--- BEGIN Dataset ---

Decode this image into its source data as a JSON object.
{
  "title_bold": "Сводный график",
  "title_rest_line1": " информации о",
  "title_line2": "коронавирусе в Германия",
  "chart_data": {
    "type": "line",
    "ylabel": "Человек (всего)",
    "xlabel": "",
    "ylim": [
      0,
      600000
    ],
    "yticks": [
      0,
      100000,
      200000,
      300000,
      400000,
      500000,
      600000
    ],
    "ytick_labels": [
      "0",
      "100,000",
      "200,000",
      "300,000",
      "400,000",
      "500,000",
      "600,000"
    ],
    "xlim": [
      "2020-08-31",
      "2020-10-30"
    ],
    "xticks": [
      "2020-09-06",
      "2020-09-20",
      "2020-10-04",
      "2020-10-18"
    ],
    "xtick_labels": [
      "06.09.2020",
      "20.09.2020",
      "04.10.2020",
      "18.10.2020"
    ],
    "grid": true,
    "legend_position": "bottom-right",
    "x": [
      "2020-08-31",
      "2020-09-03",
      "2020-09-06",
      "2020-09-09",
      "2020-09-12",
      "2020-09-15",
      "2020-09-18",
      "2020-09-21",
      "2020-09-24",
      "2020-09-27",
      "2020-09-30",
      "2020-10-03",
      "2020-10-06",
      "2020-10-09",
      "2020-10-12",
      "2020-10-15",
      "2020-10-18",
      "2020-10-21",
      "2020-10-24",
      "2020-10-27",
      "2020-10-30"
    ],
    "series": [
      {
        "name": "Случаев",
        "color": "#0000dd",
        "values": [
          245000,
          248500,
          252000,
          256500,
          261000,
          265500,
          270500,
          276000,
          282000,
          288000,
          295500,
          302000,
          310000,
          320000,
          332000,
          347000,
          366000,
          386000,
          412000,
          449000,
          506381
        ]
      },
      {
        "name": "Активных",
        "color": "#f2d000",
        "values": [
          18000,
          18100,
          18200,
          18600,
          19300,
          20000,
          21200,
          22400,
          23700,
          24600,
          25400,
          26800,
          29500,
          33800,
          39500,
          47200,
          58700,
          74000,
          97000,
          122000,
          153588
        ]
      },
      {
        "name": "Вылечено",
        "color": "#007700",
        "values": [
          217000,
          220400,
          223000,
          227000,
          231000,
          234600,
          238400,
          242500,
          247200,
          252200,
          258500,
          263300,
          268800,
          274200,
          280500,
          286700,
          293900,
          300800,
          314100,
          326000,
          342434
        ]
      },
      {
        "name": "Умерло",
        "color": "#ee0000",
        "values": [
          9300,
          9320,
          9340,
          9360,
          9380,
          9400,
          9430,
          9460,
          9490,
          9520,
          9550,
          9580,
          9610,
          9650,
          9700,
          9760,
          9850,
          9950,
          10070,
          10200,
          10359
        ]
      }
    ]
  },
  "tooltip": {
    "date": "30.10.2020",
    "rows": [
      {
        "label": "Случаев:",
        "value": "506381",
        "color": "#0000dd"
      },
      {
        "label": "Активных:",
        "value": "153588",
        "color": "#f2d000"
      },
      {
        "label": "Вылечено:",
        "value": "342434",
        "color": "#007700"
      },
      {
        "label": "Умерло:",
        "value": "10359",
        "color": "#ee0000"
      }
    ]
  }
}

--- END Dataset ---

Task objective
Exactly reproduce all of the entries above.

Task solution
Decode this image into its source data as a JSON object.
{
  "title_bold": "Сводный график",
  "title_rest_line1": " информации о",
  "title_line2": "коронавирусе в Германия",
  "chart_data": {
    "type": "line",
    "ylabel": "Человек (всего)",
    "xlabel": "",
    "ylim": [
      0,
      600000
    ],
    "yticks": [
      0,
      100000,
      200000,
      300000,
      400000,
      500000,
      600000
    ],
    "ytick_labels": [
      "0",
      "100,000",
      "200,000",
      "300,000",
      "400,000",
      "500,000",
      "600,000"
    ],
    "xlim": [
      "2020-08-31",
      "2020-10-30"
    ],
    "xticks": [
      "2020-09-06",
      "2020-09-20",
      "2020-10-04",
      "2020-10-18"
    ],
    "xtick_labels": [
      "06.09.2020",
      "20.09.2020",
      "04.10.2020",
      "18.10.2020"
    ],
    "grid": true,
    "legend_position": "bottom-right",
    "x": [
      "2020-08-31",
      "2020-09-03",
      "2020-09-06",
      "2020-09-09",
      "2020-09-12",
      "2020-09-15",
      "2020-09-18",
      "2020-09-21",
      "2020-09-24",
      "2020-09-27",
      "2020-09-30",
      "2020-10-03",
      "2020-10-06",
      "2020-10-09",
      "2020-10-12",
      "2020-10-15",
      "2020-10-18",
      "2020-10-21",
      "2020-10-24",
      "2020-10-27",
      "2020-10-30"
    ],
    "series": [
      {
        "name": "Случаев",
        "color": "#0000dd",
        "values": [
          245000,
          248500,
          252000,
          256500,
          261000,
          265500,
          270500,
          276000,
          282000,
          288000,
          295500,
          302000,
          310000,
          320000,
          332000,
          347000,
          366000,
          386000,
          412000,
          449000,
          506381
        ]
      },
      {
        "name": "Активных",
        "color": "#f2d000",
        "values": [
          18000,
          18100,
          18200,
          18600,
          19300,
          20000,
          21200,
          22400,
          23700,
          24600,
          25400,
          26800,
          29500,
          33800,
          39500,
          47200,
          58700,
          74000,
          97000,
          122000,
          153588
        ]
      },
      {
        "name": "Вылечено",
        "color": "#007700",
        "values": [
          217000,
          220400,
          223000,
          227000,
          231000,
          234600,
          238400,
          242500,
          247200,
          252200,
          258500,
          263300,
          268800,
          274200,
          280500,
          286700,
          293900,
          300800,
          314100,
          326000,
          342434
        ]
      },
      {
        "name": "Умерло",
        "color": "#ee0000",
        "values": [
          9300,
          9320,
          9340,
          9360,
          9380,
          9400,
          9430,
          9460,
          9490,
          9520,
          9550,
          9580,
          9610,
          9650,
          9700,
          9760,
          9850,
          9950,
          10070,
          10200,
          10359
        ]
      }
    ]
  },
  "tooltip": {
    "date": "30.10.2020",
    "rows": [
      {
        "label": "Случаев:",
        "value": "506381",
        "color": "#0000dd"
      },
      {
        "label": "Активных:",
        "value": "153588",
        "color": "#f2d000"
      },
      {
        "label": "Вылечено:",
        "value": "342434",
        "color": "#007700"
      },
      {
        "label": "Умерло:",
        "value": "10359",
        "color": "#ee0000"
      }
    ]
  }
}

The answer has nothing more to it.